Data excerpts
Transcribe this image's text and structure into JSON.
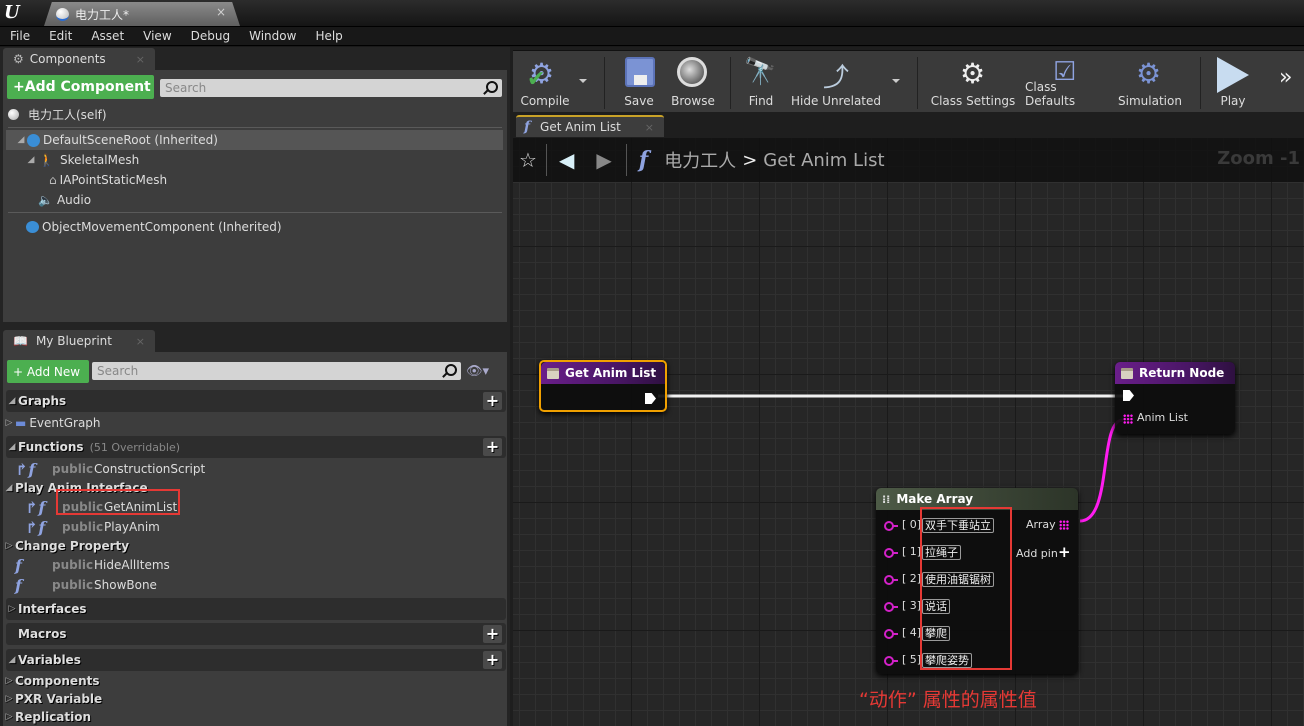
{
  "window": {
    "doc_tab_title": "电力工人*",
    "close_glyph": "×"
  },
  "menu": [
    "File",
    "Edit",
    "Asset",
    "View",
    "Debug",
    "Window",
    "Help"
  ],
  "components_panel": {
    "tab_label": "Components",
    "add_button": "+Add Component",
    "search_placeholder": "Search",
    "self_item": "电力工人(self)",
    "tree": [
      {
        "label": "DefaultSceneRoot (Inherited)",
        "icon": "scene-root-icon"
      },
      {
        "label": "SkeletalMesh",
        "icon": "skeletal-mesh-icon"
      },
      {
        "label": "IAPointStaticMesh",
        "icon": "static-mesh-icon"
      },
      {
        "label": "Audio",
        "icon": "audio-icon"
      },
      {
        "label": "ObjectMovementComponent (Inherited)",
        "icon": "movement-component-icon"
      }
    ]
  },
  "my_blueprint": {
    "tab_label": "My Blueprint",
    "add_button": "+ Add New",
    "search_placeholder": "Search",
    "graphs_header": "Graphs",
    "event_graph": "EventGraph",
    "functions_header": "Functions",
    "functions_note": "(51 Overridable)",
    "construction": {
      "access": "public",
      "name": "ConstructionScript"
    },
    "play_anim_interface": "Play Anim Interface",
    "interface_functions": [
      {
        "access": "public",
        "name": "GetAnimList"
      },
      {
        "access": "public",
        "name": "PlayAnim"
      }
    ],
    "change_property": "Change Property",
    "change_property_functions": [
      {
        "access": "public",
        "name": "HideAllItems"
      },
      {
        "access": "public",
        "name": "ShowBone"
      }
    ],
    "interfaces_header": "Interfaces",
    "macros_header": "Macros",
    "variables_header": "Variables",
    "variable_categories": [
      "Components",
      "PXR Variable",
      "Replication"
    ]
  },
  "toolbar": {
    "buttons": [
      "Compile",
      "Save",
      "Browse",
      "Find",
      "Hide Unrelated",
      "Class Settings",
      "Class Defaults",
      "Simulation",
      "Play"
    ],
    "overflow": "»"
  },
  "graph_tab": {
    "label": "Get Anim List"
  },
  "breadcrumb": {
    "root": "电力工人",
    "separator": ">",
    "current": "Get Anim List"
  },
  "zoom_label": "Zoom -1",
  "nodes": {
    "entry": {
      "title": "Get Anim List"
    },
    "return": {
      "title": "Return Node",
      "pin": "Anim List"
    },
    "make_array": {
      "title": "Make Array",
      "output": "Array",
      "add_pin": "Add pin",
      "items": [
        {
          "index": "[ 0]",
          "value": "双手下垂站立"
        },
        {
          "index": "[ 1]",
          "value": "拉绳子"
        },
        {
          "index": "[ 2]",
          "value": "使用油锯锯树"
        },
        {
          "index": "[ 3]",
          "value": "说话"
        },
        {
          "index": "[ 4]",
          "value": "攀爬"
        },
        {
          "index": "[ 5]",
          "value": "攀爬姿势"
        }
      ]
    }
  },
  "annotation": "“动作” 属性的属性值",
  "colors": {
    "accent_green": "#4caf50",
    "highlight_red": "#e53935",
    "array_pin": "#ff1cf0",
    "function_purple": "#6a1e8a",
    "selected_orange": "#f0a000"
  }
}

**TASK BRIEF:**
Drop the pictures and reproduce the rest of the entries above exactly.

**WRITTEN ANSWER:**
Transcribe this image's text and structure into JSON.
{
  "window": {
    "doc_tab_title": "电力工人*",
    "close_glyph": "×"
  },
  "menu": [
    "File",
    "Edit",
    "Asset",
    "View",
    "Debug",
    "Window",
    "Help"
  ],
  "components_panel": {
    "tab_label": "Components",
    "add_button": "+Add Component",
    "search_placeholder": "Search",
    "self_item": "电力工人(self)",
    "tree": [
      {
        "label": "DefaultSceneRoot (Inherited)",
        "icon": "scene-root-icon"
      },
      {
        "label": "SkeletalMesh",
        "icon": "skeletal-mesh-icon"
      },
      {
        "label": "IAPointStaticMesh",
        "icon": "static-mesh-icon"
      },
      {
        "label": "Audio",
        "icon": "audio-icon"
      },
      {
        "label": "ObjectMovementComponent (Inherited)",
        "icon": "movement-component-icon"
      }
    ]
  },
  "my_blueprint": {
    "tab_label": "My Blueprint",
    "add_button": "+ Add New",
    "search_placeholder": "Search",
    "graphs_header": "Graphs",
    "event_graph": "EventGraph",
    "functions_header": "Functions",
    "functions_note": "(51 Overridable)",
    "construction": {
      "access": "public",
      "name": "ConstructionScript"
    },
    "play_anim_interface": "Play Anim Interface",
    "interface_functions": [
      {
        "access": "public",
        "name": "GetAnimList"
      },
      {
        "access": "public",
        "name": "PlayAnim"
      }
    ],
    "change_property": "Change Property",
    "change_property_functions": [
      {
        "access": "public",
        "name": "HideAllItems"
      },
      {
        "access": "public",
        "name": "ShowBone"
      }
    ],
    "interfaces_header": "Interfaces",
    "macros_header": "Macros",
    "variables_header": "Variables",
    "variable_categories": [
      "Components",
      "PXR Variable",
      "Replication"
    ]
  },
  "toolbar": {
    "buttons": [
      "Compile",
      "Save",
      "Browse",
      "Find",
      "Hide Unrelated",
      "Class Settings",
      "Class Defaults",
      "Simulation",
      "Play"
    ],
    "overflow": "»"
  },
  "graph_tab": {
    "label": "Get Anim List"
  },
  "breadcrumb": {
    "root": "电力工人",
    "separator": ">",
    "current": "Get Anim List"
  },
  "zoom_label": "Zoom -1",
  "nodes": {
    "entry": {
      "title": "Get Anim List"
    },
    "return": {
      "title": "Return Node",
      "pin": "Anim List"
    },
    "make_array": {
      "title": "Make Array",
      "output": "Array",
      "add_pin": "Add pin",
      "items": [
        {
          "index": "[ 0]",
          "value": "双手下垂站立"
        },
        {
          "index": "[ 1]",
          "value": "拉绳子"
        },
        {
          "index": "[ 2]",
          "value": "使用油锯锯树"
        },
        {
          "index": "[ 3]",
          "value": "说话"
        },
        {
          "index": "[ 4]",
          "value": "攀爬"
        },
        {
          "index": "[ 5]",
          "value": "攀爬姿势"
        }
      ]
    }
  },
  "annotation": "“动作” 属性的属性值",
  "colors": {
    "accent_green": "#4caf50",
    "highlight_red": "#e53935",
    "array_pin": "#ff1cf0",
    "function_purple": "#6a1e8a",
    "selected_orange": "#f0a000"
  }
}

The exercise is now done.